# [Problem]
Lift out each line of the data that holds "costs".

--- begin Provided information ---

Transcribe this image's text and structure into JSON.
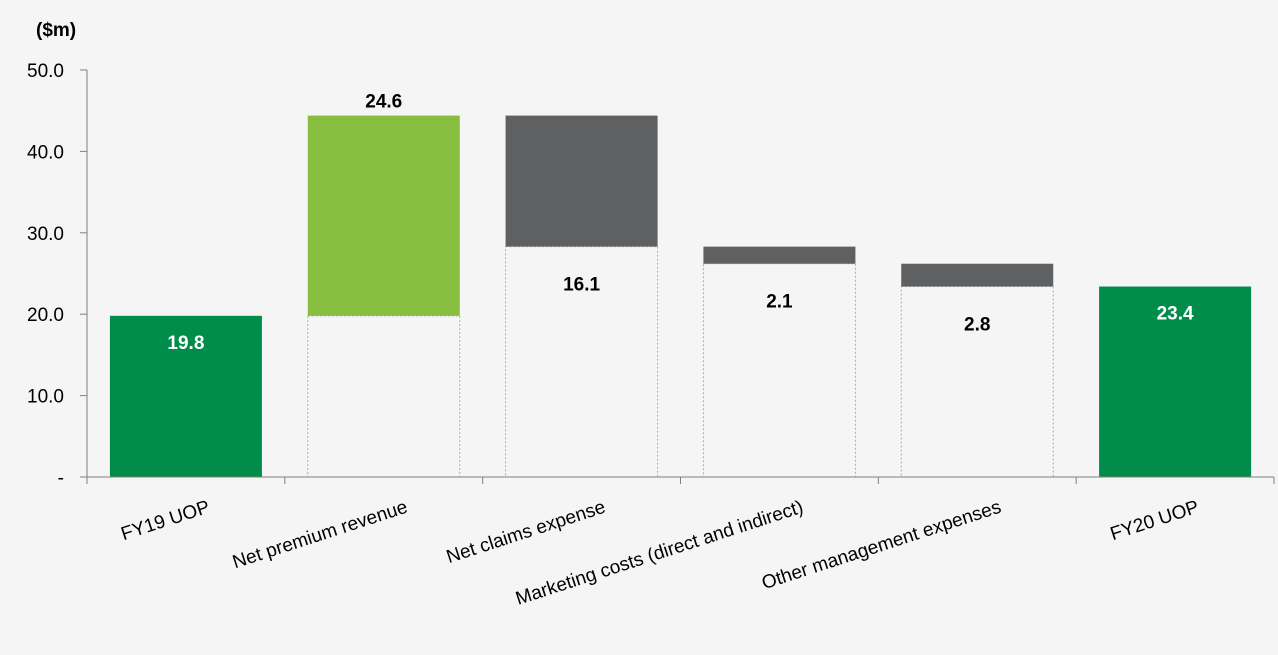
{
  "chart_data": {
    "type": "bar",
    "subtype": "waterfall",
    "unit_label": "($m)",
    "ylim": [
      0,
      50
    ],
    "y_ticks": [
      {
        "value": 0,
        "label": "-"
      },
      {
        "value": 10,
        "label": "10.0"
      },
      {
        "value": 20,
        "label": "20.0"
      },
      {
        "value": 30,
        "label": "30.0"
      },
      {
        "value": 40,
        "label": "40.0"
      },
      {
        "value": 50,
        "label": "50.0"
      }
    ],
    "grid": false,
    "categories": [
      "FY19 UOP",
      "Net premium revenue",
      "Net claims expense",
      "Marketing costs (direct and indirect)",
      "Other management expenses",
      "FY20 UOP"
    ],
    "steps": [
      {
        "category": "FY19 UOP",
        "kind": "total",
        "value": 19.8,
        "label": "19.8"
      },
      {
        "category": "Net premium revenue",
        "kind": "increase",
        "value": 24.6,
        "label": "24.6"
      },
      {
        "category": "Net claims expense",
        "kind": "decrease",
        "value": 16.1,
        "label": "16.1"
      },
      {
        "category": "Marketing costs (direct and indirect)",
        "kind": "decrease",
        "value": 2.1,
        "label": "2.1"
      },
      {
        "category": "Other management expenses",
        "kind": "decrease",
        "value": 2.8,
        "label": "2.8"
      },
      {
        "category": "FY20 UOP",
        "kind": "total",
        "value": 23.4,
        "label": "23.4"
      }
    ],
    "colors": {
      "total": "#008c4a",
      "increase": "#86bf3f",
      "decrease": "#5f6062",
      "total_label": "#ffffff",
      "other_label": "#000000"
    }
  }
}
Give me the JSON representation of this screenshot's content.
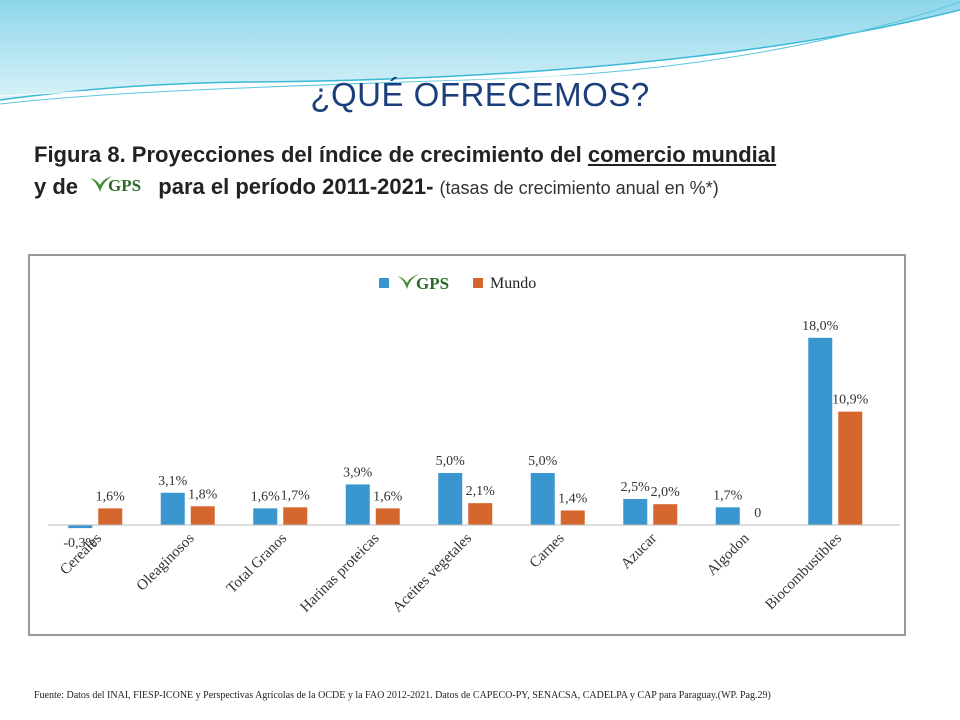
{
  "slide": {
    "title": "¿QUÉ OFRECEMOS?",
    "subtitle_part1": "Figura 8. Proyecciones del índice de crecimiento del ",
    "subtitle_underlined": "comercio mundial",
    "subtitle_part2": "y de",
    "subtitle_part3": "para el período 2011-2021-",
    "subtitle_note": "(tasas de crecimiento anual en %*)",
    "logo_text": "GPS",
    "footer": "Fuente: Datos del INAI, FIESP-ICONE y Perspectivas Agrícolas de la OCDE y la FAO 2012-2021. Datos de CAPECO-PY, SENACSA, CADELPA y CAP para Paraguay.(WP. Pag.29)"
  },
  "colors": {
    "gps": "#3a96cf",
    "mundo": "#d5672e",
    "title": "#1b3f7a",
    "logo_green": "#3f8d2f",
    "logo_text": "#2d6a2a"
  },
  "chart_data": {
    "type": "bar",
    "categories": [
      "Cereales",
      "Oleaginosos",
      "Total Granos",
      "Harinas proteicas",
      "Aceites vegetales",
      "Carnes",
      "Azucar",
      "Algodon",
      "Biocombustibles"
    ],
    "series": [
      {
        "name": "GPS",
        "values": [
          -0.3,
          3.1,
          1.6,
          3.9,
          5.0,
          5.0,
          2.5,
          1.7,
          18.0
        ],
        "labels": [
          "-0,3%",
          "3,1%",
          "1,6%",
          "3,9%",
          "5,0%",
          "5,0%",
          "2,5%",
          "1,7%",
          "18,0%"
        ]
      },
      {
        "name": "Mundo",
        "values": [
          1.6,
          1.8,
          1.7,
          1.6,
          2.1,
          1.4,
          2.0,
          0,
          10.9
        ],
        "labels": [
          "1,6%",
          "1,8%",
          "1,7%",
          "1,6%",
          "2,1%",
          "1,4%",
          "2,0%",
          "0",
          "10,9%"
        ]
      }
    ],
    "ylim": [
      -0.5,
      20
    ],
    "legend_position": "top-center",
    "grid": false
  }
}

--- end Provided information ---

# [Solution for this task]
      "Marketing costs (direct and indirect)",
        "category": "Marketing costs (direct and indirect)",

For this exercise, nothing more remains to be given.